EXCERPT TO READ →
════════════════
Sunday, October 09, 2011

Clarification

I meant to say that the drawing I posted yesterday called "Dr. M" was my statement on the Conrad Murray manslaughter trial of Michael Jackson. As you know I am following that trial regularly. This is what I think of the testimony up till now. It works for me...
At the airport early morning, tight connection in Chicago. Sorry to leave Rochester but glad to be heading home.
As you were,
Jay

Saturday, October 08, 2011

The Week End

My last night in Rochester. Home tomorrow. Blog next week...until then my
Drawing entitled "Dr. M"
As you were,
Jay

Friday, October 07, 2011

Tough Day at Work

I guess everyone has one of those days. You do your best and give it your all and it just doesn't seem to be enough. The crowd was a decent size for a Wednesday evening. In fact I thought they would be a really good audience. I have gotten great reactions from audiences half their size with this very show in this very theater, so I was not really concerned when I started. John tells me that I can't make a judgement on how the audience will react until after the first performance piece which is the Snake character. So, although I thought their reaction was a little stilted for the opening few minutes, I waited.
The snake routine came and went and there seemed to be no change in their attitude. I kept working them. At every turn of the story I thought I had figured them out. Their reactions proved me wrong, and it took me by surprise. I began to give up on ever finding them as the show rolled on. They were not restless nor distracting, they were just comatose. I could not get a reaction out of them if I delivered it in a Mac truck.
I have done this show for every possible type of audience. I didn't think there was a situation that I had not faced before. These people showed me that an audience is a crap shoot and you can never pigeon hole them. It was like they were in church. No one laughed no one reacted but they were watching and listening intently. Usually you can break through that "television attitude" and get them to respond in a live theatre, but I used every skill that I had ever learned and nothing was working.
The trick in this situation is to not let it get to you and not get vicious . In a club you can take out your frustrations on the audience and let them have it, and sometimes that works and they are brow beaten into submission. But you can't do that in a theatre setting when there is a thread to the story and it must follow a set of scripted cues. It was like trying to fight an opponent in the boxing ring with your feet nailed to the floor. I told John later I thought I was moving concrete blocks, everything took so much effort I wondered if I could go the distance.
Finally it was Darwin's turn. He is the least structured of all the bits and if I could ever go "club" on them this was the time. So I let him go. He bated and harassed the non-responsive as only a monkey can do and get away with it. Compared to the rest of the evening he did get them going, but just moving the bar from on the ground to up an inch was not the success I was hoping for. It was not a satisfying evening as it turned out. I was completely drained and weak. I had gone the distance but it had taken my all to do it.
Like I said, we have all had this experience and there is no insurance policy one can get to make certain it will never happen again. There will be another performance tomorrow night that has the potential of being a barn raiser.
John usually goes outside to have a smoke after the show and hears the comments of the audience as they leave. He said they were very impressed, happy and the comments on the evening were really good. You would think that they could have expressed those feelings to me in some way... a smile, a giggle, any sort of reaction a living body can make.
════════════════
GOAL OF THE EXERCISE → Please copy out the part of the blog excerpt that opens with the words "I guess everyone" and closes with "minutes, I waited.".

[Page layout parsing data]
════════════════
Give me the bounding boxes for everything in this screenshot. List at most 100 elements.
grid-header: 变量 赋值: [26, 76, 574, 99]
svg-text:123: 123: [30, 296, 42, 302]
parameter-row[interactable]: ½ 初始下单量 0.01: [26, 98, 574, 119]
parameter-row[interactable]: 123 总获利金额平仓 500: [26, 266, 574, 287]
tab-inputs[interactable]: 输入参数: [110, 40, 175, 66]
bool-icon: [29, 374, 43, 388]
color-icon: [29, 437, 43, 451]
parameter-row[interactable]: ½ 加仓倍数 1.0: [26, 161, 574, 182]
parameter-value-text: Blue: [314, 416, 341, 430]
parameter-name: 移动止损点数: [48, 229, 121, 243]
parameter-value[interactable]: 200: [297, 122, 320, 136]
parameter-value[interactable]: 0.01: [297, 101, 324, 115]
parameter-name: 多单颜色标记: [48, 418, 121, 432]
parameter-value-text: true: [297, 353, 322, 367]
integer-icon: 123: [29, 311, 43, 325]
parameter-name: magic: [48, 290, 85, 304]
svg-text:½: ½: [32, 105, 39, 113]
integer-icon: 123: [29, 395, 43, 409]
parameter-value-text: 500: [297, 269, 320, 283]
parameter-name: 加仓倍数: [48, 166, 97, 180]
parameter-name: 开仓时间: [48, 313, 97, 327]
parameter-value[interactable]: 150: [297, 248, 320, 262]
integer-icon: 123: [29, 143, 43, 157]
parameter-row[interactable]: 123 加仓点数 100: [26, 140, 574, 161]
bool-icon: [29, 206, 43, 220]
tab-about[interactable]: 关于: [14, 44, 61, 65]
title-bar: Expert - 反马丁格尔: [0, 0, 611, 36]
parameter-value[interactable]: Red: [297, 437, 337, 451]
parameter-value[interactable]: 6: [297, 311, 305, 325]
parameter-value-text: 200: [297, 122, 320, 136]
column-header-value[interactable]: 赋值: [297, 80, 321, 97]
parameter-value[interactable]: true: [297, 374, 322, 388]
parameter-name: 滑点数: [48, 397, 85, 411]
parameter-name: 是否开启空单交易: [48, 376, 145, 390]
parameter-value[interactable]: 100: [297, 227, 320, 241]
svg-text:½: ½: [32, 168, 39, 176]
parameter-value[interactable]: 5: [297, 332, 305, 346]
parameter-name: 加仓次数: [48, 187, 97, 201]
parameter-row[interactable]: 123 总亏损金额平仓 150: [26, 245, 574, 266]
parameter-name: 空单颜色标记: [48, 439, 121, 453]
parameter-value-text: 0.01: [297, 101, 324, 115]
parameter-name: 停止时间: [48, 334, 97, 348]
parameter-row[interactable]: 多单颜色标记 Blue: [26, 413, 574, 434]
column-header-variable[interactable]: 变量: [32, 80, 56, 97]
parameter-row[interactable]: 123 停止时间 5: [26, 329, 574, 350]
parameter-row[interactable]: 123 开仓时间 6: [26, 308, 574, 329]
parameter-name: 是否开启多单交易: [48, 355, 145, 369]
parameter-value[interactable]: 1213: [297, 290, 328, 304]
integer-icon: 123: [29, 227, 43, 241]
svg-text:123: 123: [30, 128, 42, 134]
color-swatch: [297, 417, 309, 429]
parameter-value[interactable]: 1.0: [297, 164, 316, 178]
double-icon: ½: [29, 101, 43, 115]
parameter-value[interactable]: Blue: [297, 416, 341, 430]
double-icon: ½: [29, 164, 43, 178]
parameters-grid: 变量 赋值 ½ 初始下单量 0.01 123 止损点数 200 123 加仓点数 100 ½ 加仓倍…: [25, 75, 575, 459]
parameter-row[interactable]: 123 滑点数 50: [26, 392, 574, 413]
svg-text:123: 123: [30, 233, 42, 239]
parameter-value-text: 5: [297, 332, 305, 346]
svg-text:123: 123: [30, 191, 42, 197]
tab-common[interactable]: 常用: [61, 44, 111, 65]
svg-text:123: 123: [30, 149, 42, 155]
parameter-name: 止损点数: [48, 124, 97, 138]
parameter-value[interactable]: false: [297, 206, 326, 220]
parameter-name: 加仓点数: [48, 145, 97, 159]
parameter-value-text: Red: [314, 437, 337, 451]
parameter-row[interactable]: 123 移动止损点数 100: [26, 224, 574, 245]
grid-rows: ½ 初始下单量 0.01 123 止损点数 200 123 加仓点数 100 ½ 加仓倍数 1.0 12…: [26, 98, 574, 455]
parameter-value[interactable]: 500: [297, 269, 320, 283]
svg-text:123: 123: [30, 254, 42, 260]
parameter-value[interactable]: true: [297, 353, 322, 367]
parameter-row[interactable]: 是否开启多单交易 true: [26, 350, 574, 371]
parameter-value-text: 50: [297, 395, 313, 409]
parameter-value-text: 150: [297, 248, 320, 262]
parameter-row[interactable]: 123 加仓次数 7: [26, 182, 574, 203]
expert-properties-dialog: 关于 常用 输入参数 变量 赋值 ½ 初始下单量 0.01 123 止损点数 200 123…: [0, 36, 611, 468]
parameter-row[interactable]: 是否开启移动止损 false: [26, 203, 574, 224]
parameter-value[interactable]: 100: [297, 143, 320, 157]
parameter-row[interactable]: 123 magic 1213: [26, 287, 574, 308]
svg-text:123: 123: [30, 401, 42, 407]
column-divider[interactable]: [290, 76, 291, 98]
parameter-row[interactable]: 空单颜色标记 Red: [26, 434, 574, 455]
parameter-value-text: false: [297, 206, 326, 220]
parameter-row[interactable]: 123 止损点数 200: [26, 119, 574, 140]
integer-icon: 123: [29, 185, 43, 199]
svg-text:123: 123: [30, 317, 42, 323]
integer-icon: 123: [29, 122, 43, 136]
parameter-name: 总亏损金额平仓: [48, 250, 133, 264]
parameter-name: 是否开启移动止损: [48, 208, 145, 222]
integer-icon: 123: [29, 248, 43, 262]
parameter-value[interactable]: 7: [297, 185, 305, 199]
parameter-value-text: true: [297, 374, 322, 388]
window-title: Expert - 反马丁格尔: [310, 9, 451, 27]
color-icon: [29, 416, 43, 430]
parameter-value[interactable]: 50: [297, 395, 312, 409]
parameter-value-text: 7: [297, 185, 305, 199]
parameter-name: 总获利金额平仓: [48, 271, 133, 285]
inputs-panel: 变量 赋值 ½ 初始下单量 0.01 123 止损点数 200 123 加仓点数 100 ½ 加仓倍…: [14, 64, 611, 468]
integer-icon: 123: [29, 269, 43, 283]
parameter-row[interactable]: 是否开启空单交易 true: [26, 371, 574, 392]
════════════════
WORKED SOLUTION →
I guess everyone has one of those days. You do your best and give it your all and it just doesn't seem to be enough. The crowd was a decent size for a Wednesday evening. In fact I thought they would be a really good audience. I have gotten great reactions from audiences half their size with this very show in this very theater, so I was not really concerned when I started. John tells me that I can't make a judgement on how the audience will react until after the first performance piece which is the Snake character. So, although I thought their reaction was a little stilted for the opening few minutes, I waited.